--- DATA ENTRIES ---

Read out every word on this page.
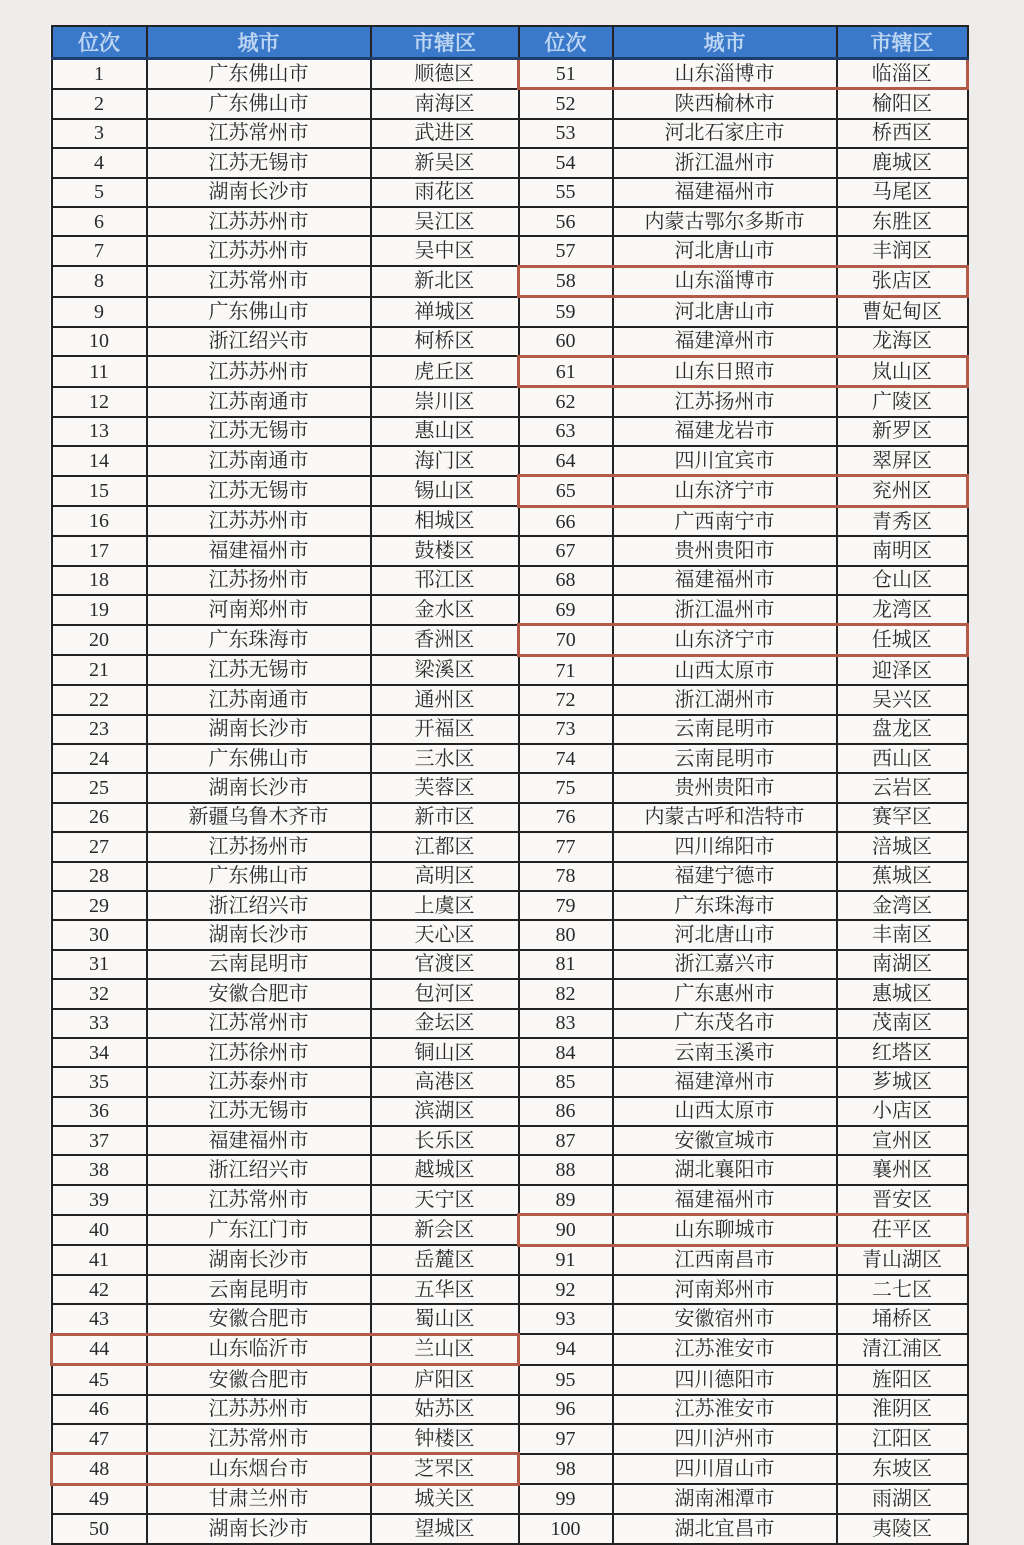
位次	城市	市辖区	位次	城市	市辖区
1	广东佛山市	顺德区	51	山东淄博市	临淄区
2	广东佛山市	南海区	52	陕西榆林市	榆阳区
3	江苏常州市	武进区	53	河北石家庄市	桥西区
4	江苏无锡市	新吴区	54	浙江温州市	鹿城区
5	湖南长沙市	雨花区	55	福建福州市	马尾区
6	江苏苏州市	吴江区	56	内蒙古鄂尔多斯市	东胜区
7	江苏苏州市	吴中区	57	河北唐山市	丰润区
8	江苏常州市	新北区	58	山东淄博市	张店区
9	广东佛山市	禅城区	59	河北唐山市	曹妃甸区
10	浙江绍兴市	柯桥区	60	福建漳州市	龙海区
11	江苏苏州市	虎丘区	61	山东日照市	岚山区
12	江苏南通市	崇川区	62	江苏扬州市	广陵区
13	江苏无锡市	惠山区	63	福建龙岩市	新罗区
14	江苏南通市	海门区	64	四川宜宾市	翠屏区
15	江苏无锡市	锡山区	65	山东济宁市	兖州区
16	江苏苏州市	相城区	66	广西南宁市	青秀区
17	福建福州市	鼓楼区	67	贵州贵阳市	南明区
18	江苏扬州市	邗江区	68	福建福州市	仓山区
19	河南郑州市	金水区	69	浙江温州市	龙湾区
20	广东珠海市	香洲区	70	山东济宁市	任城区
21	江苏无锡市	梁溪区	71	山西太原市	迎泽区
22	江苏南通市	通州区	72	浙江湖州市	吴兴区
23	湖南长沙市	开福区	73	云南昆明市	盘龙区
24	广东佛山市	三水区	74	云南昆明市	西山区
25	湖南长沙市	芙蓉区	75	贵州贵阳市	云岩区
26	新疆乌鲁木齐市	新市区	76	内蒙古呼和浩特市	赛罕区
27	江苏扬州市	江都区	77	四川绵阳市	涪城区
28	广东佛山市	高明区	78	福建宁德市	蕉城区
29	浙江绍兴市	上虞区	79	广东珠海市	金湾区
30	湖南长沙市	天心区	80	河北唐山市	丰南区
31	云南昆明市	官渡区	81	浙江嘉兴市	南湖区
32	安徽合肥市	包河区	82	广东惠州市	惠城区
33	江苏常州市	金坛区	83	广东茂名市	茂南区
34	江苏徐州市	铜山区	84	云南玉溪市	红塔区
35	江苏泰州市	高港区	85	福建漳州市	芗城区
36	江苏无锡市	滨湖区	86	山西太原市	小店区
37	福建福州市	长乐区	87	安徽宣城市	宣州区
38	浙江绍兴市	越城区	88	湖北襄阳市	襄州区
39	江苏常州市	天宁区	89	福建福州市	晋安区
40	广东江门市	新会区	90	山东聊城市	茌平区
41	湖南长沙市	岳麓区	91	江西南昌市	青山湖区
42	云南昆明市	五华区	92	河南郑州市	二七区
43	安徽合肥市	蜀山区	93	安徽宿州市	埇桥区
44	山东临沂市	兰山区	94	江苏淮安市	清江浦区
45	安徽合肥市	庐阳区	95	四川德阳市	旌阳区
46	江苏苏州市	姑苏区	96	江苏淮安市	淮阴区
47	江苏常州市	钟楼区	97	四川泸州市	江阳区
48	山东烟台市	芝罘区	98	四川眉山市	东坡区
49	甘肃兰州市	城关区	99	湖南湘潭市	雨湖区
50	湖南长沙市	望城区	100	湖北宜昌市	夷陵区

---

### TASK DESCRIPTION
Give the data again exactly as written, with all pictures left out.

### RESPONSE TO THE TASK
Read out every word on this page.
位次	城市	市辖区	位次	城市	市辖区
1	广东佛山市	顺德区	51	山东淄博市	临淄区
2	广东佛山市	南海区	52	陕西榆林市	榆阳区
3	江苏常州市	武进区	53	河北石家庄市	桥西区
4	江苏无锡市	新吴区	54	浙江温州市	鹿城区
5	湖南长沙市	雨花区	55	福建福州市	马尾区
6	江苏苏州市	吴江区	56	内蒙古鄂尔多斯市	东胜区
7	江苏苏州市	吴中区	57	河北唐山市	丰润区
8	江苏常州市	新北区	58	山东淄博市	张店区
9	广东佛山市	禅城区	59	河北唐山市	曹妃甸区
10	浙江绍兴市	柯桥区	60	福建漳州市	龙海区
11	江苏苏州市	虎丘区	61	山东日照市	岚山区
12	江苏南通市	崇川区	62	江苏扬州市	广陵区
13	江苏无锡市	惠山区	63	福建龙岩市	新罗区
14	江苏南通市	海门区	64	四川宜宾市	翠屏区
15	江苏无锡市	锡山区	65	山东济宁市	兖州区
16	江苏苏州市	相城区	66	广西南宁市	青秀区
17	福建福州市	鼓楼区	67	贵州贵阳市	南明区
18	江苏扬州市	邗江区	68	福建福州市	仓山区
19	河南郑州市	金水区	69	浙江温州市	龙湾区
20	广东珠海市	香洲区	70	山东济宁市	任城区
21	江苏无锡市	梁溪区	71	山西太原市	迎泽区
22	江苏南通市	通州区	72	浙江湖州市	吴兴区
23	湖南长沙市	开福区	73	云南昆明市	盘龙区
24	广东佛山市	三水区	74	云南昆明市	西山区
25	湖南长沙市	芙蓉区	75	贵州贵阳市	云岩区
26	新疆乌鲁木齐市	新市区	76	内蒙古呼和浩特市	赛罕区
27	江苏扬州市	江都区	77	四川绵阳市	涪城区
28	广东佛山市	高明区	78	福建宁德市	蕉城区
29	浙江绍兴市	上虞区	79	广东珠海市	金湾区
30	湖南长沙市	天心区	80	河北唐山市	丰南区
31	云南昆明市	官渡区	81	浙江嘉兴市	南湖区
32	安徽合肥市	包河区	82	广东惠州市	惠城区
33	江苏常州市	金坛区	83	广东茂名市	茂南区
34	江苏徐州市	铜山区	84	云南玉溪市	红塔区
35	江苏泰州市	高港区	85	福建漳州市	芗城区
36	江苏无锡市	滨湖区	86	山西太原市	小店区
37	福建福州市	长乐区	87	安徽宣城市	宣州区
38	浙江绍兴市	越城区	88	湖北襄阳市	襄州区
39	江苏常州市	天宁区	89	福建福州市	晋安区
40	广东江门市	新会区	90	山东聊城市	茌平区
41	湖南长沙市	岳麓区	91	江西南昌市	青山湖区
42	云南昆明市	五华区	92	河南郑州市	二七区
43	安徽合肥市	蜀山区	93	安徽宿州市	埇桥区
44	山东临沂市	兰山区	94	江苏淮安市	清江浦区
45	安徽合肥市	庐阳区	95	四川德阳市	旌阳区
46	江苏苏州市	姑苏区	96	江苏淮安市	淮阴区
47	江苏常州市	钟楼区	97	四川泸州市	江阳区
48	山东烟台市	芝罘区	98	四川眉山市	东坡区
49	甘肃兰州市	城关区	99	湖南湘潭市	雨湖区
50	湖南长沙市	望城区	100	湖北宜昌市	夷陵区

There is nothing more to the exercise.